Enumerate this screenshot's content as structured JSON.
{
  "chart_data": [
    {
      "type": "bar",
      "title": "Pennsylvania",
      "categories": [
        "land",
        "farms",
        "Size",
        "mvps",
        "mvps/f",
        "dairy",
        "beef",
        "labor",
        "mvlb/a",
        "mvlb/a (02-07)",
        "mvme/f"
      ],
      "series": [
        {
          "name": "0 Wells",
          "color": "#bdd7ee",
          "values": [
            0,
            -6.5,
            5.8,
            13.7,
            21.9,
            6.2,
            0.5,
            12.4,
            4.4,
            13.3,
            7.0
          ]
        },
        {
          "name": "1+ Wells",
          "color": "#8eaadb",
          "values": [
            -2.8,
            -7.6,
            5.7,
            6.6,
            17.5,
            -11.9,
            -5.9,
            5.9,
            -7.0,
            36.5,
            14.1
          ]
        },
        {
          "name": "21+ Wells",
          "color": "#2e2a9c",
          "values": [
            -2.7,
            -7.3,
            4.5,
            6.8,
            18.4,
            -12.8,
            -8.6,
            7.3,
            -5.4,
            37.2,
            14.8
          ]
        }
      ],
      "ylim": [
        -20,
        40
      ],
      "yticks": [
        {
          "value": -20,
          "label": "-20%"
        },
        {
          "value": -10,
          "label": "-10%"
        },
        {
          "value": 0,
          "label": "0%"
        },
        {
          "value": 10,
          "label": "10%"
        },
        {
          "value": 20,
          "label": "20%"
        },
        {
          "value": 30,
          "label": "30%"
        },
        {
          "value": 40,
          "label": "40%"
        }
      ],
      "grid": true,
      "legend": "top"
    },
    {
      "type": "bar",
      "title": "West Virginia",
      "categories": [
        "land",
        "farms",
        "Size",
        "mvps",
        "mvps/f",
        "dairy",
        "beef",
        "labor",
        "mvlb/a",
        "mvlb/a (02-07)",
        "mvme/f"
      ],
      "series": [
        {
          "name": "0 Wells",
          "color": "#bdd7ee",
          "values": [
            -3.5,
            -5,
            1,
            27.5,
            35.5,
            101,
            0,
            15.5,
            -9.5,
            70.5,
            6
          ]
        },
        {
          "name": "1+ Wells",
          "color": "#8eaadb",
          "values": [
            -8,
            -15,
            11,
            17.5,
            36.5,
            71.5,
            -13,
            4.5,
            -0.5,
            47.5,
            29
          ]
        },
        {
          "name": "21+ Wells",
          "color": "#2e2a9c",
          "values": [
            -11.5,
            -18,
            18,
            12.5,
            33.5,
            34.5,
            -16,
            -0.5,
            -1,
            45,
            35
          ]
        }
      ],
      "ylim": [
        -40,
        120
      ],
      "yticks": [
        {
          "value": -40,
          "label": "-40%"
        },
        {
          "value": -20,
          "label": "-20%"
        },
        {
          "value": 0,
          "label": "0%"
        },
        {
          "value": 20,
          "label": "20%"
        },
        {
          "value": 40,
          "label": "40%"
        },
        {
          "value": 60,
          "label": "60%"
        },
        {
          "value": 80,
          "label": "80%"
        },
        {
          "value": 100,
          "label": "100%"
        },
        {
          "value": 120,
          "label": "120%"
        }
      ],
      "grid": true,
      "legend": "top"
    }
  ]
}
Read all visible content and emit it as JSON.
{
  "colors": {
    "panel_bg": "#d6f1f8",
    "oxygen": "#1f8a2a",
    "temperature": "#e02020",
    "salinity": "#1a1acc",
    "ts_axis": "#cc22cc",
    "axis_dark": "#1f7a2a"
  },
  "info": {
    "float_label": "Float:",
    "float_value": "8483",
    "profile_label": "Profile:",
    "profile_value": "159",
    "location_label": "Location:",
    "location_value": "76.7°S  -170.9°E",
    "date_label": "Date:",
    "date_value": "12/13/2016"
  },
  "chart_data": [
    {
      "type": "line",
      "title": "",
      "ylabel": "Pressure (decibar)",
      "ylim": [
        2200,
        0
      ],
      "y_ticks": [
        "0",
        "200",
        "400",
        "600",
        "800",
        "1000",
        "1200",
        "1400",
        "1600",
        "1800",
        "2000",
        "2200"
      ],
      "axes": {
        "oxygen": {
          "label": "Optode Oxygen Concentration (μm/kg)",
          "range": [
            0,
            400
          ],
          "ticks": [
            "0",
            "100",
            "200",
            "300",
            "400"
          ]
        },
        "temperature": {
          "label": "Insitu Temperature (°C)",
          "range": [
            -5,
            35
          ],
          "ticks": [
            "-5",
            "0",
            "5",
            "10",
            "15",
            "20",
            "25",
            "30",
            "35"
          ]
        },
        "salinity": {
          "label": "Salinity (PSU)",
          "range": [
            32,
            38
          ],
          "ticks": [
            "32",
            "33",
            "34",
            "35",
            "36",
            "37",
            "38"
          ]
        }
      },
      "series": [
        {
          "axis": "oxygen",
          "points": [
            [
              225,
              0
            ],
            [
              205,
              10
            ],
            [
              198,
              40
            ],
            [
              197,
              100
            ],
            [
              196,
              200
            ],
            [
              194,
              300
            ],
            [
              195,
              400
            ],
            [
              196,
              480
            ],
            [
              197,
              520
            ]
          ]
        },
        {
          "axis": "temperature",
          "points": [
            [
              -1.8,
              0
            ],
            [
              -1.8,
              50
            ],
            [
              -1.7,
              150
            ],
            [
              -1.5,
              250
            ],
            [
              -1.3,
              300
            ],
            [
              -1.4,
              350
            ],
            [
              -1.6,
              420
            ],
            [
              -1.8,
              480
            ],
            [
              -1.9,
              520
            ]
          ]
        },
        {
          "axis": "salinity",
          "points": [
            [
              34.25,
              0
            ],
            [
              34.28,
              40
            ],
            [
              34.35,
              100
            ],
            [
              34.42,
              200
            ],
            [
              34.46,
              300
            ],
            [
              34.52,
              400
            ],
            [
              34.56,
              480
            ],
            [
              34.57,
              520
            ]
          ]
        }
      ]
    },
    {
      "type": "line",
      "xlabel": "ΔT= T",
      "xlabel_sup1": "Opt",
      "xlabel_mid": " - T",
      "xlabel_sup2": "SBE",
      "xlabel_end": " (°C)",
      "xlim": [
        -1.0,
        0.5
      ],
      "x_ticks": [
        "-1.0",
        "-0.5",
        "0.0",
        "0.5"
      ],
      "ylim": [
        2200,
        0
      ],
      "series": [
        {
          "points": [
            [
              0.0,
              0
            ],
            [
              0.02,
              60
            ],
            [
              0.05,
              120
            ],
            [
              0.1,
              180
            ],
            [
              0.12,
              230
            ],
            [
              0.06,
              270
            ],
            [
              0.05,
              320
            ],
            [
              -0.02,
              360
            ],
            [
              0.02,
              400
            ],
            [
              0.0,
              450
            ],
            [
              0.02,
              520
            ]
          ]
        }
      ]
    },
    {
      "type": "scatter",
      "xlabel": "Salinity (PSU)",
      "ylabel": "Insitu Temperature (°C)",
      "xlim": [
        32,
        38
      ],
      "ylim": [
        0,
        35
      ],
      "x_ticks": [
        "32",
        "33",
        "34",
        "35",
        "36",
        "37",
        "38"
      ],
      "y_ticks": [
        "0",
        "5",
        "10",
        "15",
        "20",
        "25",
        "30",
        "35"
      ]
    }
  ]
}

§ **REQUIREMENTS**
Transcribe the whole listing with nothing added or left out.

§ **RESPONSE FOR THIS EXERCISE**
Enumerate this screenshot's content as structured JSON.
{
  "chart_data": [
    {
      "type": "bar",
      "title": "Pennsylvania",
      "categories": [
        "land",
        "farms",
        "Size",
        "mvps",
        "mvps/f",
        "dairy",
        "beef",
        "labor",
        "mvlb/a",
        "mvlb/a (02-07)",
        "mvme/f"
      ],
      "series": [
        {
          "name": "0 Wells",
          "color": "#bdd7ee",
          "values": [
            0,
            -6.5,
            5.8,
            13.7,
            21.9,
            6.2,
            0.5,
            12.4,
            4.4,
            13.3,
            7.0
          ]
        },
        {
          "name": "1+ Wells",
          "color": "#8eaadb",
          "values": [
            -2.8,
            -7.6,
            5.7,
            6.6,
            17.5,
            -11.9,
            -5.9,
            5.9,
            -7.0,
            36.5,
            14.1
          ]
        },
        {
          "name": "21+ Wells",
          "color": "#2e2a9c",
          "values": [
            -2.7,
            -7.3,
            4.5,
            6.8,
            18.4,
            -12.8,
            -8.6,
            7.3,
            -5.4,
            37.2,
            14.8
          ]
        }
      ],
      "ylim": [
        -20,
        40
      ],
      "yticks": [
        {
          "value": -20,
          "label": "-20%"
        },
        {
          "value": -10,
          "label": "-10%"
        },
        {
          "value": 0,
          "label": "0%"
        },
        {
          "value": 10,
          "label": "10%"
        },
        {
          "value": 20,
          "label": "20%"
        },
        {
          "value": 30,
          "label": "30%"
        },
        {
          "value": 40,
          "label": "40%"
        }
      ],
      "grid": true,
      "legend": "top"
    },
    {
      "type": "bar",
      "title": "West Virginia",
      "categories": [
        "land",
        "farms",
        "Size",
        "mvps",
        "mvps/f",
        "dairy",
        "beef",
        "labor",
        "mvlb/a",
        "mvlb/a (02-07)",
        "mvme/f"
      ],
      "series": [
        {
          "name": "0 Wells",
          "color": "#bdd7ee",
          "values": [
            -3.5,
            -5,
            1,
            27.5,
            35.5,
            101,
            0,
            15.5,
            -9.5,
            70.5,
            6
          ]
        },
        {
          "name": "1+ Wells",
          "color": "#8eaadb",
          "values": [
            -8,
            -15,
            11,
            17.5,
            36.5,
            71.5,
            -13,
            4.5,
            -0.5,
            47.5,
            29
          ]
        },
        {
          "name": "21+ Wells",
          "color": "#2e2a9c",
          "values": [
            -11.5,
            -18,
            18,
            12.5,
            33.5,
            34.5,
            -16,
            -0.5,
            -1,
            45,
            35
          ]
        }
      ],
      "ylim": [
        -40,
        120
      ],
      "yticks": [
        {
          "value": -40,
          "label": "-40%"
        },
        {
          "value": -20,
          "label": "-20%"
        },
        {
          "value": 0,
          "label": "0%"
        },
        {
          "value": 20,
          "label": "20%"
        },
        {
          "value": 40,
          "label": "40%"
        },
        {
          "value": 60,
          "label": "60%"
        },
        {
          "value": 80,
          "label": "80%"
        },
        {
          "value": 100,
          "label": "100%"
        },
        {
          "value": 120,
          "label": "120%"
        }
      ],
      "grid": true,
      "legend": "top"
    }
  ]
}
Read all visible content and emit it as JSON.
{
  "colors": {
    "panel_bg": "#d6f1f8",
    "oxygen": "#1f8a2a",
    "temperature": "#e02020",
    "salinity": "#1a1acc",
    "ts_axis": "#cc22cc",
    "axis_dark": "#1f7a2a"
  },
  "info": {
    "float_label": "Float:",
    "float_value": "8483",
    "profile_label": "Profile:",
    "profile_value": "159",
    "location_label": "Location:",
    "location_value": "76.7°S  -170.9°E",
    "date_label": "Date:",
    "date_value": "12/13/2016"
  },
  "chart_data": [
    {
      "type": "line",
      "title": "",
      "ylabel": "Pressure (decibar)",
      "ylim": [
        2200,
        0
      ],
      "y_ticks": [
        "0",
        "200",
        "400",
        "600",
        "800",
        "1000",
        "1200",
        "1400",
        "1600",
        "1800",
        "2000",
        "2200"
      ],
      "axes": {
        "oxygen": {
          "label": "Optode Oxygen Concentration (μm/kg)",
          "range": [
            0,
            400
          ],
          "ticks": [
            "0",
            "100",
            "200",
            "300",
            "400"
          ]
        },
        "temperature": {
          "label": "Insitu Temperature (°C)",
          "range": [
            -5,
            35
          ],
          "ticks": [
            "-5",
            "0",
            "5",
            "10",
            "15",
            "20",
            "25",
            "30",
            "35"
          ]
        },
        "salinity": {
          "label": "Salinity (PSU)",
          "range": [
            32,
            38
          ],
          "ticks": [
            "32",
            "33",
            "34",
            "35",
            "36",
            "37",
            "38"
          ]
        }
      },
      "series": [
        {
          "axis": "oxygen",
          "points": [
            [
              225,
              0
            ],
            [
              205,
              10
            ],
            [
              198,
              40
            ],
            [
              197,
              100
            ],
            [
              196,
              200
            ],
            [
              194,
              300
            ],
            [
              195,
              400
            ],
            [
              196,
              480
            ],
            [
              197,
              520
            ]
          ]
        },
        {
          "axis": "temperature",
          "points": [
            [
              -1.8,
              0
            ],
            [
              -1.8,
              50
            ],
            [
              -1.7,
              150
            ],
            [
              -1.5,
              250
            ],
            [
              -1.3,
              300
            ],
            [
              -1.4,
              350
            ],
            [
              -1.6,
              420
            ],
            [
              -1.8,
              480
            ],
            [
              -1.9,
              520
            ]
          ]
        },
        {
          "axis": "salinity",
          "points": [
            [
              34.25,
              0
            ],
            [
              34.28,
              40
            ],
            [
              34.35,
              100
            ],
            [
              34.42,
              200
            ],
            [
              34.46,
              300
            ],
            [
              34.52,
              400
            ],
            [
              34.56,
              480
            ],
            [
              34.57,
              520
            ]
          ]
        }
      ]
    },
    {
      "type": "line",
      "xlabel": "ΔT= T",
      "xlabel_sup1": "Opt",
      "xlabel_mid": " - T",
      "xlabel_sup2": "SBE",
      "xlabel_end": " (°C)",
      "xlim": [
        -1.0,
        0.5
      ],
      "x_ticks": [
        "-1.0",
        "-0.5",
        "0.0",
        "0.5"
      ],
      "ylim": [
        2200,
        0
      ],
      "series": [
        {
          "points": [
            [
              0.0,
              0
            ],
            [
              0.02,
              60
            ],
            [
              0.05,
              120
            ],
            [
              0.1,
              180
            ],
            [
              0.12,
              230
            ],
            [
              0.06,
              270
            ],
            [
              0.05,
              320
            ],
            [
              -0.02,
              360
            ],
            [
              0.02,
              400
            ],
            [
              0.0,
              450
            ],
            [
              0.02,
              520
            ]
          ]
        }
      ]
    },
    {
      "type": "scatter",
      "xlabel": "Salinity (PSU)",
      "ylabel": "Insitu Temperature (°C)",
      "xlim": [
        32,
        38
      ],
      "ylim": [
        0,
        35
      ],
      "x_ticks": [
        "32",
        "33",
        "34",
        "35",
        "36",
        "37",
        "38"
      ],
      "y_ticks": [
        "0",
        "5",
        "10",
        "15",
        "20",
        "25",
        "30",
        "35"
      ]
    }
  ]
}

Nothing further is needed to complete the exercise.